## [TASK GOAL]
Every line holding the string "Christi" should be gathered.
——————————
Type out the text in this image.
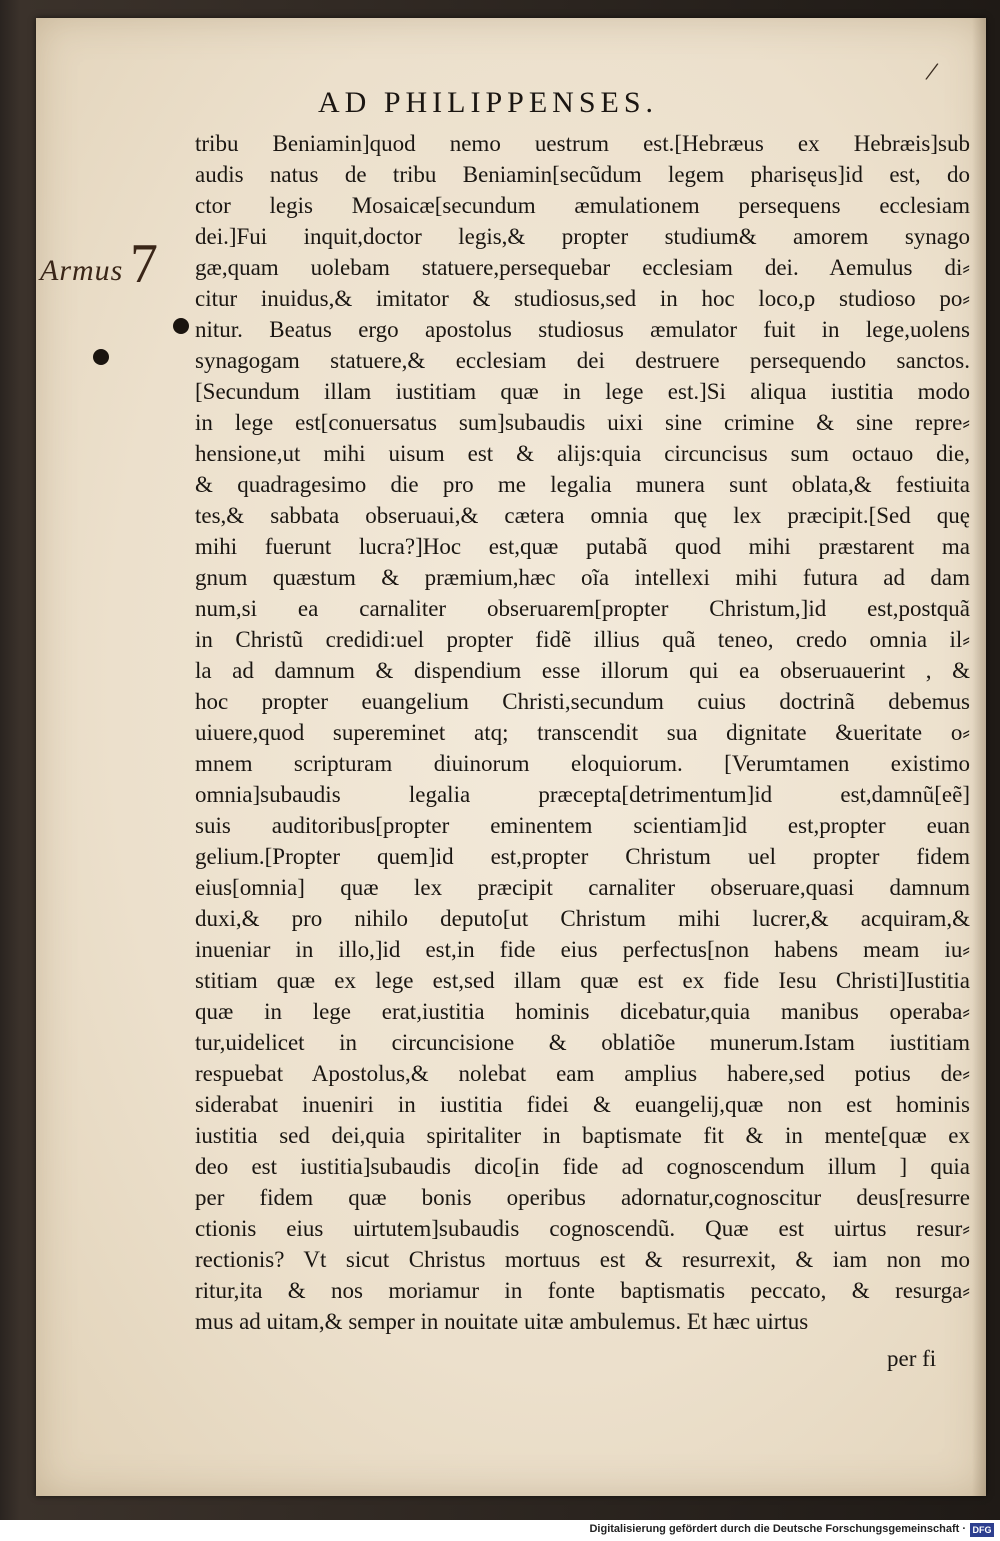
AD PHILIPPENSES.
/
7
Armus
tribu Beniamin]quod nemo uestrum est.[Hebræus ex Hebræis]sub
audis natus de tribu Beniamin[secũdum legem pharisęus]id est, do
ctor legis Mosaicæ[secundum æmulationem persequens ecclesiam
dei.]Fui inquit,doctor legis,& propter studium& amorem synago
gæ,quam uolebam statuere,persequebar ecclesiam dei. Aemulus di⸗
citur inuidus,& imitator & studiosus,sed in hoc loco,p studioso po⸗
nitur. Beatus ergo apostolus studiosus æmulator fuit in lege,uolens
synagogam statuere,& ecclesiam dei destruere persequendo sanctos.
[Secundum illam iustitiam quæ in lege est.]Si aliqua iustitia modo
in lege est[conuersatus sum]subaudis uixi sine crimine & sine repre⸗
hensione,ut mihi uisum est & alijs:quia circuncisus sum octauo die,
& quadragesimo die pro me legalia munera sunt oblata,& festiuita
tes,& sabbata obseruaui,& cætera omnia quę lex præcipit.[Sed quę
mihi fuerunt lucra?]Hoc est,quæ putabã quod mihi præstarent ma
gnum quæstum & præmium,hæc oĩa intellexi mihi futura ad dam
num,si ea carnaliter obseruarem[propter Christum,]id est,postquã
in Christũ credidi:uel propter fidẽ illius quã teneo, credo omnia il⸗
la ad damnum & dispendium esse illorum qui ea obseruauerint , &
hoc propter euangelium Christi,secundum cuius doctrinã debemus
uiuere,quod supereminet atq; transcendit sua dignitate &ueritate o⸗
mnem scripturam diuinorum eloquiorum. [Verumtamen existimo
omnia]subaudis legalia præcepta[detrimentum]id est,damnũ[eẽ]
suis auditoribus[propter eminentem scientiam]id est,propter euan
gelium.[Propter quem]id est,propter Christum uel propter fidem
eius[omnia] quæ lex præcipit carnaliter obseruare,quasi damnum
duxi,& pro nihilo deputo[ut Christum mihi lucrer,& acquiram,&
inueniar in illo,]id est,in fide eius perfectus[non habens meam iu⸗
stitiam quæ ex lege est,sed illam quæ est ex fide Iesu Christi]Iustitia
quæ in lege erat,iustitia hominis dicebatur,quia manibus operaba⸗
tur,uidelicet in circuncisione & oblatiõe munerum.Istam iustitiam
respuebat Apostolus,& nolebat eam amplius habere,sed potius de⸗
siderabat inueniri in iustitia fidei & euangelij,quæ non est hominis
iustitia sed dei,quia spiritaliter in baptismate fit & in mente[quæ ex
deo est iustitia]subaudis dico[in fide ad cognoscendum illum ] quia
per fidem quæ bonis operibus adornatur,cognoscitur deus[resurre
ctionis eius uirtutem]subaudis cognoscendũ. Quæ est uirtus resur⸗
rectionis? Vt sicut Christus mortuus est & resurrexit, & iam non mo
ritur,ita & nos moriamur in fonte baptismatis peccato, & resurga⸗
mus ad uitam,& semper in nouitate uitæ ambulemus. Et hæc uirtus
per fi
Digitalisierung gefördert durch die Deutsche Forschungsgemeinschaft · DFG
——————————
## [ANSWER TO THE TASK]
hoc propter euangelium Christi,secundum cuius doctrinã debemus
stitiam quæ ex lege est,sed illam quæ est ex fide Iesu Christi]Iustitia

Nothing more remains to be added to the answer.